| Your task |
Find every line with the string "mixing" in it, count them, and reply with that count only.

| Dataset rows |

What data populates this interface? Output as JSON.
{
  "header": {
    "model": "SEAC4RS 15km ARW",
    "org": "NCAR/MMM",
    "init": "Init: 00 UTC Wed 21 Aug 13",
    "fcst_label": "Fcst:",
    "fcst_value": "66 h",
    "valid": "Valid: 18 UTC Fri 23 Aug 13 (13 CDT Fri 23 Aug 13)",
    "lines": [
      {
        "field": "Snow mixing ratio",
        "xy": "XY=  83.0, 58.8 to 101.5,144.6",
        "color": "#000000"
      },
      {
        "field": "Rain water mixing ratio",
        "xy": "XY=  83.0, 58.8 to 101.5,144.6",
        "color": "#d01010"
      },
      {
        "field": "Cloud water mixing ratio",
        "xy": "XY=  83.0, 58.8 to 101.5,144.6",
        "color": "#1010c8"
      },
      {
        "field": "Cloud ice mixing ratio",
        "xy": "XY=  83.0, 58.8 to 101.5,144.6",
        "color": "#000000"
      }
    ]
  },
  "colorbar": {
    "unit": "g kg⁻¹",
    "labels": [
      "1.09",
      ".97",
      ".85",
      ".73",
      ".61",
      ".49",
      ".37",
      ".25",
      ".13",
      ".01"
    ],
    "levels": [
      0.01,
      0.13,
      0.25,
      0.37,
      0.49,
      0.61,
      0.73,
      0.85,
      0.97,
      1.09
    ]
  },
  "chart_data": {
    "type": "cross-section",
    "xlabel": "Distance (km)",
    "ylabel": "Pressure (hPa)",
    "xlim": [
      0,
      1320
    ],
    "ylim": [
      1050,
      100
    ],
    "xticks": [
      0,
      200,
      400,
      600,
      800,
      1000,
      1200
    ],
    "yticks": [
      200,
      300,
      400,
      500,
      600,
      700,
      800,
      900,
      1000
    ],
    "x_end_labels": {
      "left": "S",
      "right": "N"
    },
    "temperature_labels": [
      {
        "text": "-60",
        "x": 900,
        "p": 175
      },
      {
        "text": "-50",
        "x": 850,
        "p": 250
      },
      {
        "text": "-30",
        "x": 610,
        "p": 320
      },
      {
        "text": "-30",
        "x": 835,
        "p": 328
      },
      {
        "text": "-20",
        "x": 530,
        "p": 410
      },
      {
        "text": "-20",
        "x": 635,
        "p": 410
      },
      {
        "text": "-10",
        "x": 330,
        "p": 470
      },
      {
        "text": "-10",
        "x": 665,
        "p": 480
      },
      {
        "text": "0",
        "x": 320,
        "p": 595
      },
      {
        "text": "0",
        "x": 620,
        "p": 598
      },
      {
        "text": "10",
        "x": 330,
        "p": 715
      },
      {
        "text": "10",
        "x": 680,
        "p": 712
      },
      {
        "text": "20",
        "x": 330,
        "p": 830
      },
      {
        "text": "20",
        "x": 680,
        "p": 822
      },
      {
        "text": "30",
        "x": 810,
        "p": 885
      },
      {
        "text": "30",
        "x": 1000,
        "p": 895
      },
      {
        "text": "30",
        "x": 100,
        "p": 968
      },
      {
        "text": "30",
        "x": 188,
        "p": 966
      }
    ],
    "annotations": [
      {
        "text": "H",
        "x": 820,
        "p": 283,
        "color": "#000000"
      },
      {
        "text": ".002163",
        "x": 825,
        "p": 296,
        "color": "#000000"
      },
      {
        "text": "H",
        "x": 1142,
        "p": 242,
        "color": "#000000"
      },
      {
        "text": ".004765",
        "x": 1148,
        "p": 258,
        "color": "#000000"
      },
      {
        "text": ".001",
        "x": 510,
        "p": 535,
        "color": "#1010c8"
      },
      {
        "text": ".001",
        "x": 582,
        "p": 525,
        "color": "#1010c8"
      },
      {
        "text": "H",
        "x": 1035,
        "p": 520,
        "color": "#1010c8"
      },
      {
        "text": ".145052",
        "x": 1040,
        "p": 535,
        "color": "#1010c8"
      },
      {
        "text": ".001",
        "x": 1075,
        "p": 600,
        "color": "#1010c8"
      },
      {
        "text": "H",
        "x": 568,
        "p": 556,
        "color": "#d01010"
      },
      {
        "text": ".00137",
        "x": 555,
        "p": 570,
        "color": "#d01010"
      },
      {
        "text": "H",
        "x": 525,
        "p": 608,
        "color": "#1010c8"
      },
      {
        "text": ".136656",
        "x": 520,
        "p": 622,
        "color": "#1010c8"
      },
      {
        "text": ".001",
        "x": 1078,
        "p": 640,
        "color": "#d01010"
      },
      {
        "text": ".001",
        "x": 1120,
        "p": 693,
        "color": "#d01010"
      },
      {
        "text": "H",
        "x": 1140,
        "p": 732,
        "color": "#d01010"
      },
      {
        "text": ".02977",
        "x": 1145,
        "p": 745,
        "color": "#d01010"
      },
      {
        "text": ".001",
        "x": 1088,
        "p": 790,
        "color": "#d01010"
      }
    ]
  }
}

| Worked solution |
4